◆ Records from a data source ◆
◇ ◇ ◇ ◇
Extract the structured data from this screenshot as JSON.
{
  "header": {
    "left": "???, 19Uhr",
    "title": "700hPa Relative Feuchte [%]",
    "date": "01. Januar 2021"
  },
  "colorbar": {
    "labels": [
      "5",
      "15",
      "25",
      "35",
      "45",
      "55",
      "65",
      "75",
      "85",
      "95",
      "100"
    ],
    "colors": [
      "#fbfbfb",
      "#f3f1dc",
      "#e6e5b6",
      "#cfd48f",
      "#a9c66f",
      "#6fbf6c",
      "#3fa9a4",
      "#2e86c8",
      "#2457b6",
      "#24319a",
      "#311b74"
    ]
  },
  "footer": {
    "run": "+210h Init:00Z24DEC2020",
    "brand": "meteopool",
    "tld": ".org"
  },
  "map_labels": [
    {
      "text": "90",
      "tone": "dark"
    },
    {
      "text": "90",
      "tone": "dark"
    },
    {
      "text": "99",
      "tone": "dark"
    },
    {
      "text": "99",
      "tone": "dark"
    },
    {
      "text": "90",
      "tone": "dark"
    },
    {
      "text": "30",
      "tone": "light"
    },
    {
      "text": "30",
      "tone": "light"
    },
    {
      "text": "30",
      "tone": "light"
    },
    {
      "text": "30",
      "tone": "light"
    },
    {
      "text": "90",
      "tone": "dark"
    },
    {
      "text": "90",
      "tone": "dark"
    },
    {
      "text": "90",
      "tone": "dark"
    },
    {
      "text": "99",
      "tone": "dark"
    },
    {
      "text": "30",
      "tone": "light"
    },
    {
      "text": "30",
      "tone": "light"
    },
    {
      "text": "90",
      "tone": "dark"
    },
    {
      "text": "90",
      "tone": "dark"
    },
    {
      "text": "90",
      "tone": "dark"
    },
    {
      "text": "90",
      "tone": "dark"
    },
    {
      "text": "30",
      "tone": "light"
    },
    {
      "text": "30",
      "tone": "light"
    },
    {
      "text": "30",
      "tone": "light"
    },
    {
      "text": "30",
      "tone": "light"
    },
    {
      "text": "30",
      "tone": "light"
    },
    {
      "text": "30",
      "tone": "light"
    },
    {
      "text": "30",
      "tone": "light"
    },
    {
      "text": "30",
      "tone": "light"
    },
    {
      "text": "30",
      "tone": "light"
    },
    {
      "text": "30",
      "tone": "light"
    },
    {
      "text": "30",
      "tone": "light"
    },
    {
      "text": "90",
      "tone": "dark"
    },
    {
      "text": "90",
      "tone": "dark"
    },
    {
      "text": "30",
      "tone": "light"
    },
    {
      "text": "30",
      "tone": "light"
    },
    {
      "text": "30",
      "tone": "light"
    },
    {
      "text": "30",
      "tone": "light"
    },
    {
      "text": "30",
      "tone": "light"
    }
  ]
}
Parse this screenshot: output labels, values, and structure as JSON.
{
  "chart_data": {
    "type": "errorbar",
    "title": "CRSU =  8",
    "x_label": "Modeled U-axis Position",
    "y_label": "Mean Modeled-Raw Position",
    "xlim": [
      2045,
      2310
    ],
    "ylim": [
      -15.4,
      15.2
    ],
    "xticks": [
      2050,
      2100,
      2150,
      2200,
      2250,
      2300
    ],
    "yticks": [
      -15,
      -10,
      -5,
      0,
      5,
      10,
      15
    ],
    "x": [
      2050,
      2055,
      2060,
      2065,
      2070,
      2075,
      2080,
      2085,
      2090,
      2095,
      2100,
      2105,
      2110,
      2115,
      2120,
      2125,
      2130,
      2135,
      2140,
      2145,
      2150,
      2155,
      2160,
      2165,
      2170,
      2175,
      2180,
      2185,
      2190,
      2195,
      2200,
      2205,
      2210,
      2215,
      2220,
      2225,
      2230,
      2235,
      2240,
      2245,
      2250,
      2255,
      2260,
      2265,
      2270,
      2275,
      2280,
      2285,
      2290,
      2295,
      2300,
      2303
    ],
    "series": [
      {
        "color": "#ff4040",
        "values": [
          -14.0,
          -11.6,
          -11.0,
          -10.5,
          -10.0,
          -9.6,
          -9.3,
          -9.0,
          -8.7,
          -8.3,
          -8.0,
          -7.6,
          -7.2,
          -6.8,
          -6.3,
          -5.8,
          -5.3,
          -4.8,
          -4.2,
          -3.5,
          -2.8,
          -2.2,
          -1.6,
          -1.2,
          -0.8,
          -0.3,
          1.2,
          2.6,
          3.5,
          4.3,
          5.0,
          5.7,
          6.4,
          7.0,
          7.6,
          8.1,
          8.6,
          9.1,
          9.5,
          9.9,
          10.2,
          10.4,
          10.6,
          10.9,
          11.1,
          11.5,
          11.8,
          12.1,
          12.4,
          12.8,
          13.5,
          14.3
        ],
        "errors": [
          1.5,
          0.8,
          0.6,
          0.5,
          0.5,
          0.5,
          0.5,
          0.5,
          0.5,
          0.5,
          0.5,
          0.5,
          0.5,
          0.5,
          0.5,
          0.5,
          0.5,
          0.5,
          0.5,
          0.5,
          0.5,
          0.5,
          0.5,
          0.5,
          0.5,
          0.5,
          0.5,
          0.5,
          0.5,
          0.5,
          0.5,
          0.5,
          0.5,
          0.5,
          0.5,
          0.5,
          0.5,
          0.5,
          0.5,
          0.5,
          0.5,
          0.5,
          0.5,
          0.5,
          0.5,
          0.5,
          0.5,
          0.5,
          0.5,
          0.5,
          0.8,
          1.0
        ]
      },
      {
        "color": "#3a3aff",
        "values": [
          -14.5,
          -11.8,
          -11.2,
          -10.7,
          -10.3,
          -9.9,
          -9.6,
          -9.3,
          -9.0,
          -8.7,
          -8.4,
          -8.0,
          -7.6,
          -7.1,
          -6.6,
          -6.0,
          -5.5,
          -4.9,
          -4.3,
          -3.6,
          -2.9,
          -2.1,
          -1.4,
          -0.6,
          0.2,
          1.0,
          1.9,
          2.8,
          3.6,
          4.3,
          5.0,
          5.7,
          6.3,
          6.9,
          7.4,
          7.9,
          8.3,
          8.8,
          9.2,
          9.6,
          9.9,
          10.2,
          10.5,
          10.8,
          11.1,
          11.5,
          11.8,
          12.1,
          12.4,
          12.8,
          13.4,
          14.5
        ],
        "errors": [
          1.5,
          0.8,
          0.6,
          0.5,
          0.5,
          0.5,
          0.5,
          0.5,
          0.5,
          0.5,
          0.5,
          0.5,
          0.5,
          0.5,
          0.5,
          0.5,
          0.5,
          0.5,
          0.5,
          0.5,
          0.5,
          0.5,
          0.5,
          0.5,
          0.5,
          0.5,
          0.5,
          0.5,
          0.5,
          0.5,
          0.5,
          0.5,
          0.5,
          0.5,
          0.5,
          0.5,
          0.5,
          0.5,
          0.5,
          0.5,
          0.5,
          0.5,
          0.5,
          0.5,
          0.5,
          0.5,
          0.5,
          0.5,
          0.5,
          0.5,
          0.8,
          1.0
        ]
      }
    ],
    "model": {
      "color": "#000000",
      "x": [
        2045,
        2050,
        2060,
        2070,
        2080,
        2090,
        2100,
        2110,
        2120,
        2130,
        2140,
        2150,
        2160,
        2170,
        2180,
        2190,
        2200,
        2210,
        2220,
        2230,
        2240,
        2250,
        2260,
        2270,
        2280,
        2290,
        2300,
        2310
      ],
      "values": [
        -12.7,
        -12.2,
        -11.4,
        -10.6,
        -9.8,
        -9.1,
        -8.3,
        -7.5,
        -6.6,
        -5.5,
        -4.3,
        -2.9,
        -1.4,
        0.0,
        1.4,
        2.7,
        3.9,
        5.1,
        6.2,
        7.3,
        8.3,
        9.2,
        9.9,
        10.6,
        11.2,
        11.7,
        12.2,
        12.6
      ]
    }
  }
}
◇ ◇ ◇ ◇
◆ TASK GOAL ◆
From the listing above, copy every line that includes the word "values".

◆ WRITTEN REPLY ◆
Parse this screenshot: output labels, values, and structure as JSON.
        "values": [
        "values": [
      "values": [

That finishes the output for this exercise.